The task:
Lift every line from the entries that includes the word "dich".

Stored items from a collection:

-------

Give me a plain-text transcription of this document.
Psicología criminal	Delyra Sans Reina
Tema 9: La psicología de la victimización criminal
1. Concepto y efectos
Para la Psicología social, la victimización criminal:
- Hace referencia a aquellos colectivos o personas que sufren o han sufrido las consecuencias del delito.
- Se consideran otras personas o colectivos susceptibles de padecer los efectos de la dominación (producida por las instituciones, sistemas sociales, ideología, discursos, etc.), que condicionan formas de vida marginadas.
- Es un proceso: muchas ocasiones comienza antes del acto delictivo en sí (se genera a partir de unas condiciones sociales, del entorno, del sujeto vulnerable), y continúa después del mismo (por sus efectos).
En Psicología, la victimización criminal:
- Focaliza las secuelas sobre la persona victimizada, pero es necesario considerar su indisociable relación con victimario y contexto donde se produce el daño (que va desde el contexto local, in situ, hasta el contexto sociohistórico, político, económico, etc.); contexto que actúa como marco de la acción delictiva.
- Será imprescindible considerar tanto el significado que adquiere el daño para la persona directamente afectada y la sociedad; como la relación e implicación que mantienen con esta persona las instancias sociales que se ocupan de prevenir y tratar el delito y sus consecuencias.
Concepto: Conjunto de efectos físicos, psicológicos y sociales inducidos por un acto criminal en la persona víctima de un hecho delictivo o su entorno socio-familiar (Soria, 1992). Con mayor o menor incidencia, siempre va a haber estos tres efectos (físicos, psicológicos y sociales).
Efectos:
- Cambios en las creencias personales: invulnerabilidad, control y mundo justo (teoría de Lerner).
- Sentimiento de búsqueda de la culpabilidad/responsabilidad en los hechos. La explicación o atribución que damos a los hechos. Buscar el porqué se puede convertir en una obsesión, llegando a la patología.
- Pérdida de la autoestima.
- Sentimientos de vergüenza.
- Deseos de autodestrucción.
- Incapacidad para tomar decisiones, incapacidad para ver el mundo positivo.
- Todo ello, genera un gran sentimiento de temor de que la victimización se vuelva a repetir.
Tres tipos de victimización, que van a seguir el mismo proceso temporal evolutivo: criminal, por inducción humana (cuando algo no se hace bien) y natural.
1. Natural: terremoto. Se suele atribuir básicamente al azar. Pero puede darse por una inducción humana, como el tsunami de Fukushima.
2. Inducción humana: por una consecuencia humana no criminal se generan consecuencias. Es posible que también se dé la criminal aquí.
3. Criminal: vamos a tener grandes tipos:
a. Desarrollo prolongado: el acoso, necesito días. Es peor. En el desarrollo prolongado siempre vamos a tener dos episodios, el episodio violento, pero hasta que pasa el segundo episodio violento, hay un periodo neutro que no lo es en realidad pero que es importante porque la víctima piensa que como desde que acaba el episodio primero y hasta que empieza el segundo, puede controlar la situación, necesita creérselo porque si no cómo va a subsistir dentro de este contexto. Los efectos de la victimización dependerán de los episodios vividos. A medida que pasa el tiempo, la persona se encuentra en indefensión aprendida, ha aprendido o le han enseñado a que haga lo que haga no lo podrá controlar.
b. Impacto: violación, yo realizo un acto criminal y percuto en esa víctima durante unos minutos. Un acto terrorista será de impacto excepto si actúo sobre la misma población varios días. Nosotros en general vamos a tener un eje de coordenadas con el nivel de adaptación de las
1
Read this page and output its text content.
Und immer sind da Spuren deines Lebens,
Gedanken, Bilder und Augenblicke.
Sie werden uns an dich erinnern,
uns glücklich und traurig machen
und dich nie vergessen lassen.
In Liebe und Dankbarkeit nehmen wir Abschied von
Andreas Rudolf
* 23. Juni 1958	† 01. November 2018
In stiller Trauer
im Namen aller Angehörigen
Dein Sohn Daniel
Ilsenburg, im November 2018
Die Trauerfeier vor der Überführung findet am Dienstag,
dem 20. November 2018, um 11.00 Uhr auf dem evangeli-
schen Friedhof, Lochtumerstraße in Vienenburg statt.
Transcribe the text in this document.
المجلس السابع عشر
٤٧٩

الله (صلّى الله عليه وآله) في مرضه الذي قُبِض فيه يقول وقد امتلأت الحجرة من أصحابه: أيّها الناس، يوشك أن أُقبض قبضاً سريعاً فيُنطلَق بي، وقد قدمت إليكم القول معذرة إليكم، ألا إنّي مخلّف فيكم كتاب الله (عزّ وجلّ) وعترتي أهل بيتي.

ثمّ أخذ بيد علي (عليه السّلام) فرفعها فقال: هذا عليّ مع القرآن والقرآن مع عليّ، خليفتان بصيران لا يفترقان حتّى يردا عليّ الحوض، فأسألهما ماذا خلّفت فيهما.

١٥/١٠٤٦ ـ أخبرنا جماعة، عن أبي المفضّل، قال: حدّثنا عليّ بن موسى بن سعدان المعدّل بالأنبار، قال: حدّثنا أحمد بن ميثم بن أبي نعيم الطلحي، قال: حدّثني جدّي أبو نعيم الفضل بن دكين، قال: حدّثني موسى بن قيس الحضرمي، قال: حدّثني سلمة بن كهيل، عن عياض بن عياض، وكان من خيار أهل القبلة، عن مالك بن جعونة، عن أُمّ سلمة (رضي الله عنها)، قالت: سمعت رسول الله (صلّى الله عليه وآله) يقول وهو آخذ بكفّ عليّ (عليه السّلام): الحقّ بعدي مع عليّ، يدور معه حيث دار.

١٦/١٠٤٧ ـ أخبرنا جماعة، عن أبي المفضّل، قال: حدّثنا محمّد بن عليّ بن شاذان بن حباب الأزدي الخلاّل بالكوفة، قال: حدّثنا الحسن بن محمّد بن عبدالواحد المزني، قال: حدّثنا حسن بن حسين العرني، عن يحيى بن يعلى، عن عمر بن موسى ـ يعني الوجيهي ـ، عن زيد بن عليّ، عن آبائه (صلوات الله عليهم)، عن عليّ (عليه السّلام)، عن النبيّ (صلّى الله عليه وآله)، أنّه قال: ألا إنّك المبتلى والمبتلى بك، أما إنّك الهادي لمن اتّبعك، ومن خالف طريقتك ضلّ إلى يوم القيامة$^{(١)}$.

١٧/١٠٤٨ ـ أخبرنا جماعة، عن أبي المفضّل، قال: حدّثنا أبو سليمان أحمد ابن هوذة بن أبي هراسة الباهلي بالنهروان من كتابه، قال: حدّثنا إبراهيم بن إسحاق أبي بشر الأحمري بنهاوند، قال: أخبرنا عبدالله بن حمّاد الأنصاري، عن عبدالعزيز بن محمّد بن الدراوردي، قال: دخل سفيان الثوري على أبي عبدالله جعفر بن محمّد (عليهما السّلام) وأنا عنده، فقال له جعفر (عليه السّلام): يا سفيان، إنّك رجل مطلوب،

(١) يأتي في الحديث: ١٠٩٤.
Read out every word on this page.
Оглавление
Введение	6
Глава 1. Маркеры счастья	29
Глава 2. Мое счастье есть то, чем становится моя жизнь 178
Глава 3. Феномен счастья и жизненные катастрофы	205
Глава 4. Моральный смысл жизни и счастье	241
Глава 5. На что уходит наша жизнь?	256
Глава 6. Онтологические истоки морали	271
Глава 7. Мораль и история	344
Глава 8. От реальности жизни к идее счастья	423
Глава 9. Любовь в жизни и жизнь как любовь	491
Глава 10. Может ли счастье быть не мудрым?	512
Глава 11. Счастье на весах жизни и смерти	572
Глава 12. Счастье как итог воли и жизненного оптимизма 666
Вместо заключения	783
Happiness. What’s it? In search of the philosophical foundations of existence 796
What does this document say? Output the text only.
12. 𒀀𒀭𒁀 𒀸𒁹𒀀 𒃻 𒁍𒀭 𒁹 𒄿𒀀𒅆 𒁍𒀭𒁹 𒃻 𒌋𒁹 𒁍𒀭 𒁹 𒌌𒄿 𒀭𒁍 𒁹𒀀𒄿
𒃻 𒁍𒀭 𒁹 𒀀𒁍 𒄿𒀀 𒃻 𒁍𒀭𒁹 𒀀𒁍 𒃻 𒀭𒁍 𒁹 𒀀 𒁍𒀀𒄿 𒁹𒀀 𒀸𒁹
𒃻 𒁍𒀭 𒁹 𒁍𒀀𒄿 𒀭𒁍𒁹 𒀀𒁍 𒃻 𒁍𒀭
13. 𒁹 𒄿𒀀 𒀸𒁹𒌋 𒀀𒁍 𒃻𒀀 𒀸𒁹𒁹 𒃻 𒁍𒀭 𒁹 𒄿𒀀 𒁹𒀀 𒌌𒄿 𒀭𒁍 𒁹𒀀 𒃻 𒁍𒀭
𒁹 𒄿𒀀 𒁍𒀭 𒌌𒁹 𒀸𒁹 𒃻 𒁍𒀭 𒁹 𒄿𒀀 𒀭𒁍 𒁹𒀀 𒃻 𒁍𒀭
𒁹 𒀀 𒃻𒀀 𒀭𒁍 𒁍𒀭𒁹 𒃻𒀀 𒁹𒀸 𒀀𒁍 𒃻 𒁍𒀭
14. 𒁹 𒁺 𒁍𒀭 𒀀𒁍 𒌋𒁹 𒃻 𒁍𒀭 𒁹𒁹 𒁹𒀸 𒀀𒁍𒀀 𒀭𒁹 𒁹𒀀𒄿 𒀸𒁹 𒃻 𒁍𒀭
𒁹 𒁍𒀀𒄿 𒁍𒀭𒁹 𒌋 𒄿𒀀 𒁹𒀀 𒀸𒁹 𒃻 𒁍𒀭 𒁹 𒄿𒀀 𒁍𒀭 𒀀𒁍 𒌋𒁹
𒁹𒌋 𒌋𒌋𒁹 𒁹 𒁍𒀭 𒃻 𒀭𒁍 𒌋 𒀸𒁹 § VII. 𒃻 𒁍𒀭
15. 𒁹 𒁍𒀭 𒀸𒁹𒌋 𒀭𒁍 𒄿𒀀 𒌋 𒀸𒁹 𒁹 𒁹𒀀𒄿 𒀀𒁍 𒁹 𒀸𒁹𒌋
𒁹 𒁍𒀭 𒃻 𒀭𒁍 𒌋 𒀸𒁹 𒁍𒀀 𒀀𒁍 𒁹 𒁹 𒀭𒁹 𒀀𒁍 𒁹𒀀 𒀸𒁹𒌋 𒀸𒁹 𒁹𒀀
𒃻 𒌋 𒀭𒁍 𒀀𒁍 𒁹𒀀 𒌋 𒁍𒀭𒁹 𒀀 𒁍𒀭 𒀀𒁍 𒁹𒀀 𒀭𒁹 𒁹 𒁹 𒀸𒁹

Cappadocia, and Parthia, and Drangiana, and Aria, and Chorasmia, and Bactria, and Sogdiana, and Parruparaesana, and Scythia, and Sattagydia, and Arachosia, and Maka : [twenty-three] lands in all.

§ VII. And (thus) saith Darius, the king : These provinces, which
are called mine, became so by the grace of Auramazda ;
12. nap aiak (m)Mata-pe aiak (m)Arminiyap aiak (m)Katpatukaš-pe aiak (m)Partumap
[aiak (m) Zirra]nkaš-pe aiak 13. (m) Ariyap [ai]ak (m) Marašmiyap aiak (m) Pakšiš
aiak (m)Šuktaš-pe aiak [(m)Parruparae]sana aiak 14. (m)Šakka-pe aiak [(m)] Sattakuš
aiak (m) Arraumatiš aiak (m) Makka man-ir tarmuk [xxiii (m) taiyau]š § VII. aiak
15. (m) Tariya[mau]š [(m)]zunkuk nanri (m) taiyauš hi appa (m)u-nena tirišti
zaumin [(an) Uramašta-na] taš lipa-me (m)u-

-------

Output of the exercise:
Sie werden uns an dich erinnern,
und dich nie vergessen lassen.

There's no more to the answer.